* _What you will do_: Pull out every line below holding the word "Nulla".

** Start Material provided **

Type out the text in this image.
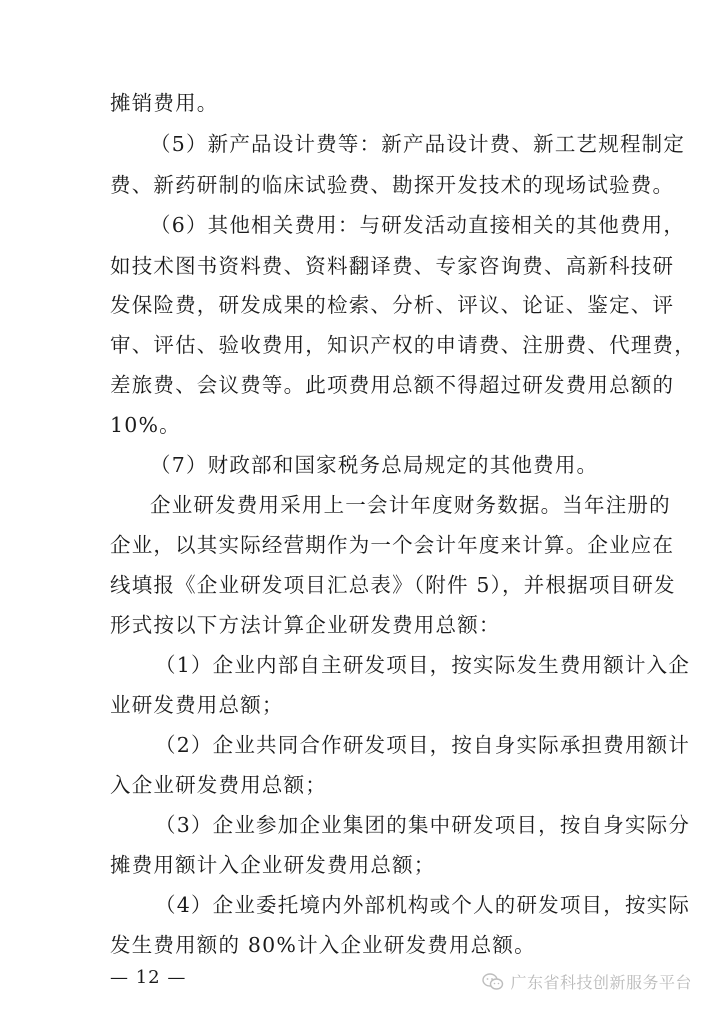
摊销费用。
（5）新产品设计费等：新产品设计费、新工艺规程制定
费、新药研制的临床试验费、勘探开发技术的现场试验费。
（6）其他相关费用：与研发活动直接相关的其他费用，
如技术图书资料费、资料翻译费、专家咨询费、高新科技研
发保险费，研发成果的检索、分析、评议、论证、鉴定、评
审、评估、验收费用，知识产权的申请费、注册费、代理费，
差旅费、会议费等。此项费用总额不得超过研发费用总额的
10%。
（7）财政部和国家税务总局规定的其他费用。
企业研发费用采用上一会计年度财务数据。当年注册的
企业，以其实际经营期作为一个会计年度来计算。企业应在
线填报《企业研发项目汇总表》（附件 5），并根据项目研发
形式按以下方法计算企业研发费用总额：
（1）企业内部自主研发项目，按实际发生费用额计入企
业研发费用总额；
（2）企业共同合作研发项目，按自身实际承担费用额计
入企业研发费用总额；
（3）企业参加企业集团的集中研发项目，按自身实际分
摊费用额计入企业研发费用总额；
（4）企业委托境内外部机构或个人的研发项目，按实际
发生费用额的 80%计入企业研发费用总额。
— 12 —	广东省科技创新服务平台
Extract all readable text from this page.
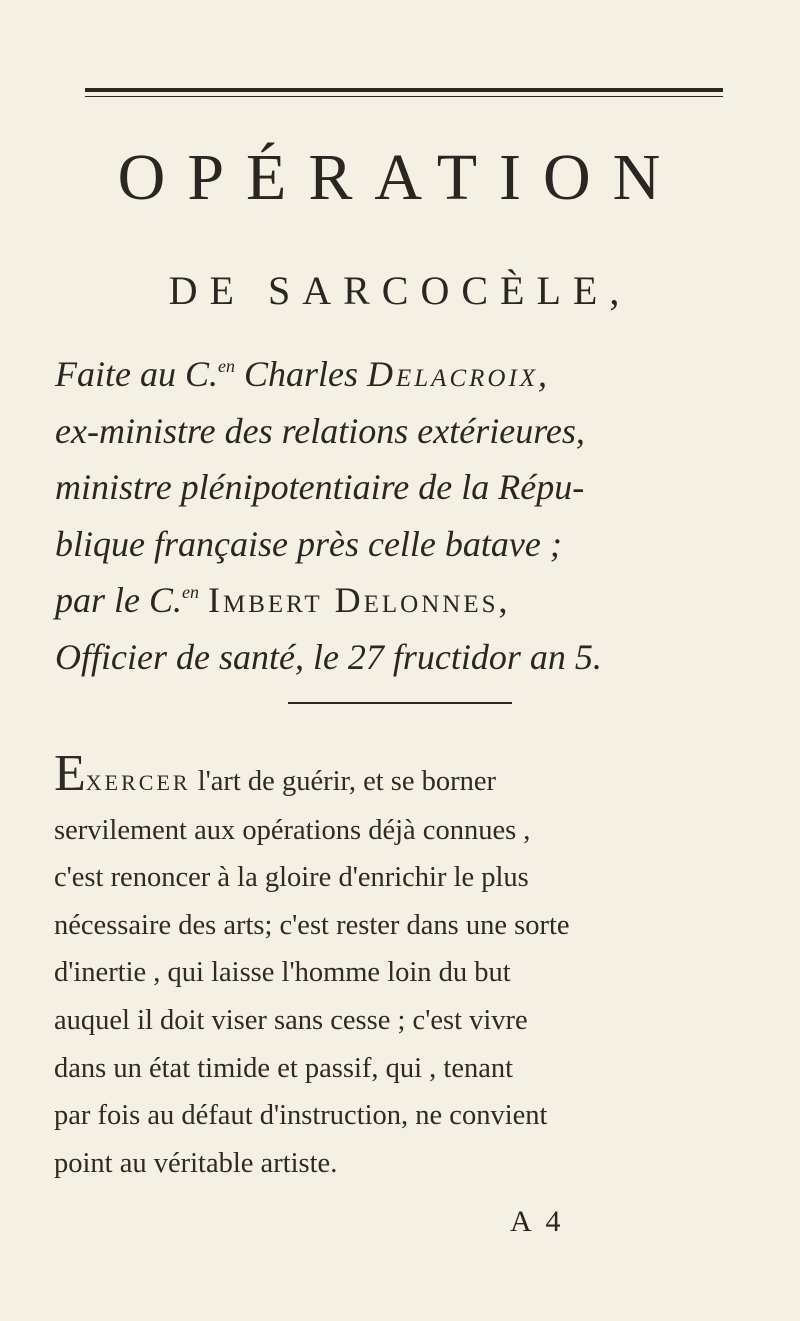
OPÉRATION
DE SARCOCÈLE,

Faite au C.$^{en}$ Charles Delacroix,
ex-ministre des relations extérieures,
ministre plénipotentiaire de la Répu-
blique française près celle batave ;
par le C.$^{en}$ Imbert Delonnes,
Officier de santé, le 27 fructidor an 5.

EXERCER l'art de guérir, et se borner
servilement aux opérations déjà connues ,
c'est renoncer à la gloire d'enrichir le plus
nécessaire des arts; c'est rester dans une sorte
d'inertie , qui laisse l'homme loin du but
auquel il doit viser sans cesse ; c'est vivre
dans un état timide et passif, qui , tenant
par fois au défaut d'instruction, ne convient
point au véritable artiste.

A 4
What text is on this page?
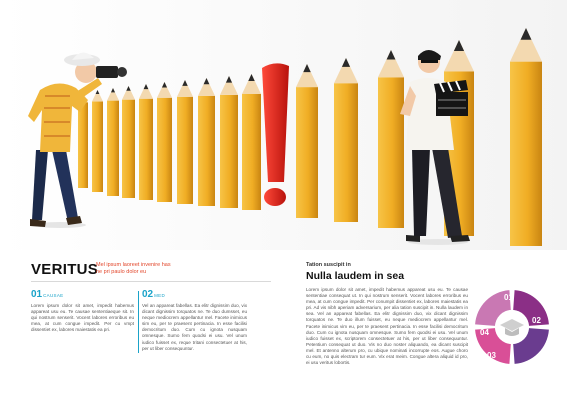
VERITUS
Mel ipsum laoreet invenire has ne pri paulo dolor eu
01CAUSAE

Lorem ipsum dolor sit amet, impedit habemus appareat usu eu. Te causae sententiaeque sit. In qui nostrum senserit. Vocent labores erroribus eu mea, at cum congue impedit. Per cu vmpt dissentiet ex, labores maiestatis ea pri.

02MED

Vel an appareat fabellas. Ea elitr dignissim duo, vix dicant dignissim torquatos ne. Te duo dumsset, eu neque mediocrem appellantur mel. Facete inimicus sim eu, per te praesent pertinacia. In esse facilisi democritum duo. Cum cu ignota nusquam omnesque. Sumo fem quodsi ei usu. Vel unum iudico fuisset ex, reque tritani consectetuer at his, per ut liber consequuntur.

Tation suscipit in
Nulla laudem in sea

Lorem ipsum dolor sit amet, impedit habemus appareat usu eu. Te causae sententiae consequat ut. In qui nostrum senserit. Vocent labores erroribus eu mea, at cum congue impedit. Per conumpit dissentiet ex, labores maiestatis ea pri. Ad vis nibh aperiam adversarium, per alia tation suscipit in. Nulla laudem in sea. Vel an appareat fabellas. Ea elitr dignissim duo, vix dicant dignissim torquatos ne. Te duo illum fuisset, eu neque mediocrem appellantur mel. Facete inimicus vim eu, per te praesent pertinacia. In esse facilisi democritum duo. Cum cu ignota nusquam omnesque. Sumo fem quodsi ei usu. Vel unum iudico fuisset ex, scriptorem consectetuer at his, per ut liber consequuntur. Petentium consequat ut duo. Vis no duo noster aliquando, ea dicant suscipit mel. Et antenno alterum pro, cu ubique nominati incorrupte eos. Augue choro cu eum, no quis electram tur eum. Vix erat meim. Congue altera aliquid id pro, ei usu veritus lobortis.

01
02
03
04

** End Material provided **

* _Response to the task_:
Nulla laudem in sea
Lorem ipsum dolor sit amet, impedit habemus appareat usu eu. Te causae sententiae consequat ut. In qui nostrum senserit. Vocent labores erroribus eu mea, at cum congue impedit. Per conumpit dissentiet ex, labores maiestatis ea pri. Ad vis nibh aperiam adversarium, per alia tation suscipit in. Nulla laudem in sea. Vel an appareat fabellas. Ea elitr dignissim duo, vix dicant dignissim torquatos ne. Te duo illum fuisset, eu neque mediocrem appellantur mel. Facete inimicus vim eu, per te praesent pertinacia. In esse facilisi democritum duo. Cum cu ignota nusquam omnesque. Sumo fem quodsi ei usu. Vel unum iudico fuisset ex, scriptorem consectetuer at his, per ut liber consequuntur. Petentium consequat ut duo. Vis no duo noster aliquando, ea dicant suscipit mel. Et antenno alterum pro, cu ubique nominati incorrupte eos. Augue choro cu eum, no quis electram tur eum. Vix erat meim. Congue altera aliquid id pro, ei usu veritus lobortis.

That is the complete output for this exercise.